**Aim of the exercise:** List every line below containing "Memberships".

**Data supplied:**
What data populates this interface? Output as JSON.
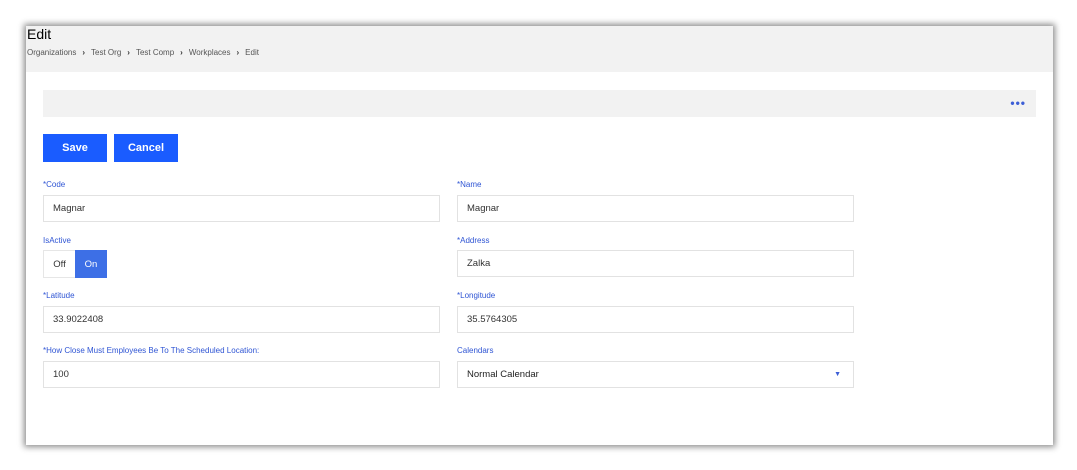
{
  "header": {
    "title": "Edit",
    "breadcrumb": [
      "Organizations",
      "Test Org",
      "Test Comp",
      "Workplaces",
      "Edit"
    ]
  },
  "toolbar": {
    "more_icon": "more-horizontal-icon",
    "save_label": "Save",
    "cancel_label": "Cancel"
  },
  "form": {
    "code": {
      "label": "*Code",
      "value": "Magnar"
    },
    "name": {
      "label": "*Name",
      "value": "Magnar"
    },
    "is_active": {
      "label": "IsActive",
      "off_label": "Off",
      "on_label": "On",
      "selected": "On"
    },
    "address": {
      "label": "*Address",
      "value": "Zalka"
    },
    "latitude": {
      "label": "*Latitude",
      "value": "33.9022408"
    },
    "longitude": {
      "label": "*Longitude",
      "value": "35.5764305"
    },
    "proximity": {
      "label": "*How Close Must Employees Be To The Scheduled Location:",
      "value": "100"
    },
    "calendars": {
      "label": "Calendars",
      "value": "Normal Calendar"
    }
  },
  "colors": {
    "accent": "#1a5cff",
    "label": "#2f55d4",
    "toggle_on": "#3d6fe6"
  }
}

...

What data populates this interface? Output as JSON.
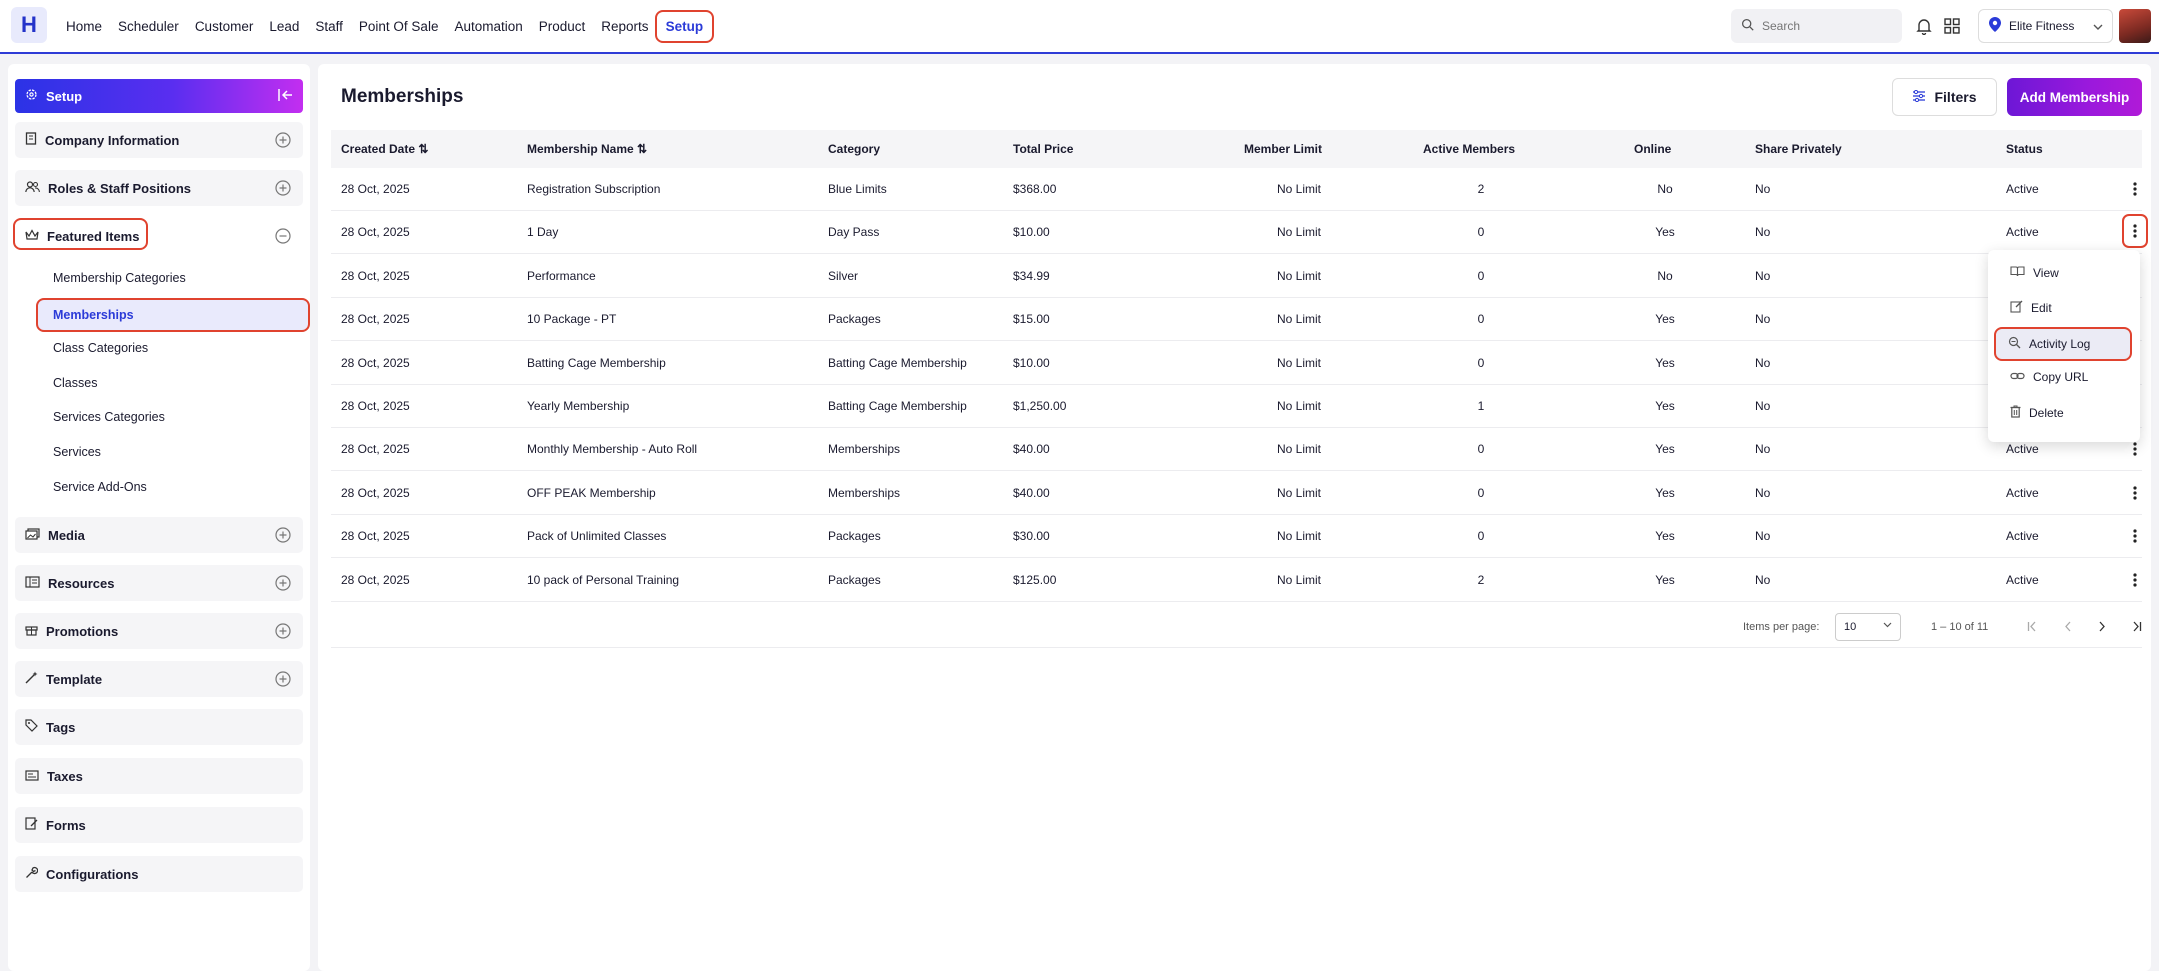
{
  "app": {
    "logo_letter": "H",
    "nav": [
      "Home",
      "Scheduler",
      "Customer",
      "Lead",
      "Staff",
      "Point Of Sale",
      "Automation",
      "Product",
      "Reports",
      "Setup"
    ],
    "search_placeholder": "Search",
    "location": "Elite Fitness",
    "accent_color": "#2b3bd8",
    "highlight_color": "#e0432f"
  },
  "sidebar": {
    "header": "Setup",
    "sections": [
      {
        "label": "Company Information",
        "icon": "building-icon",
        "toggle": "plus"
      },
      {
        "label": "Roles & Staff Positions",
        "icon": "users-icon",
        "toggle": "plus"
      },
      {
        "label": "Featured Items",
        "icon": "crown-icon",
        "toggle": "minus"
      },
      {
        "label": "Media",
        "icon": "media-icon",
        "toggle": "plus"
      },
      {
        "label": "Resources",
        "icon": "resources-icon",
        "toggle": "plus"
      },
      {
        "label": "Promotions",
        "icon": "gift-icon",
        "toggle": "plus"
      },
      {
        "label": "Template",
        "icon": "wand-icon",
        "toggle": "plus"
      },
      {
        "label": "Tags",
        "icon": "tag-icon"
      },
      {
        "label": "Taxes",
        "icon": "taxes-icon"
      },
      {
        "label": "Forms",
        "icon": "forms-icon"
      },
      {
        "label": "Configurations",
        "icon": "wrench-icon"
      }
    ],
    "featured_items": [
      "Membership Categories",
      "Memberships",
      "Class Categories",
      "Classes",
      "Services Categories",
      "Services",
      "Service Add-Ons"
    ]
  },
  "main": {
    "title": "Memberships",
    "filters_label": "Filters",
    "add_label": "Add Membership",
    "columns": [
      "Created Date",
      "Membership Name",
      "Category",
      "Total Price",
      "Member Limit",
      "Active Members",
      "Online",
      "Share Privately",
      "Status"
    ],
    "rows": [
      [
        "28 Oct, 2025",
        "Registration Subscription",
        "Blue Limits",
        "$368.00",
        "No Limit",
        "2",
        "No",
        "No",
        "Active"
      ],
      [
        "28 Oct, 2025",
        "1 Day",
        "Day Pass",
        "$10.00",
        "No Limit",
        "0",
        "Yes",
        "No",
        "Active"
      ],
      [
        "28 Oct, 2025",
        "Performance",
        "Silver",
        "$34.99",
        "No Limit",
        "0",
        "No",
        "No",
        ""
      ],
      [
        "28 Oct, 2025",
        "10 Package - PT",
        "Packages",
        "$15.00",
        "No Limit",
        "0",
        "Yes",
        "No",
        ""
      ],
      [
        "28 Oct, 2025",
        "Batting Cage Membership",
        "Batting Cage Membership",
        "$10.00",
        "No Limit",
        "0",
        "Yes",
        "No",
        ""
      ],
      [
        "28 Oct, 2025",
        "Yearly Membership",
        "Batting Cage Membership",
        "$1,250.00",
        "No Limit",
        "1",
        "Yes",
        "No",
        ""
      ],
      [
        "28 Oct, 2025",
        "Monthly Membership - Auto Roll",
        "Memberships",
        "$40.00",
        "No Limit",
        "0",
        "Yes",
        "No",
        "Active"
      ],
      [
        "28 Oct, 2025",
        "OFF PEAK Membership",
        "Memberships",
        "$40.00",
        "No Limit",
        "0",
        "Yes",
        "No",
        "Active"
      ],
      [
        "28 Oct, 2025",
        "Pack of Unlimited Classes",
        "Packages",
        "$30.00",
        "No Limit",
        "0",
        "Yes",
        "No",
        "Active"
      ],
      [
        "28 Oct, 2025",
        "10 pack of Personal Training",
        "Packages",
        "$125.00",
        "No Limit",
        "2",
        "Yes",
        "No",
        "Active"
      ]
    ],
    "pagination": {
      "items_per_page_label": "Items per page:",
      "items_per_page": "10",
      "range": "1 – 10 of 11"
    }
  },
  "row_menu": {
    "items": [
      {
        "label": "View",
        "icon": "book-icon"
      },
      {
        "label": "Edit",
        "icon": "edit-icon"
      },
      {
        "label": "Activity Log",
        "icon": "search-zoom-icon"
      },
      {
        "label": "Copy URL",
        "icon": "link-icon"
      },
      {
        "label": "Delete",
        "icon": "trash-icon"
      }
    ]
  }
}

**Finished task:**
      "Memberships",
    "title": "Memberships",
        "Memberships",
        "Memberships",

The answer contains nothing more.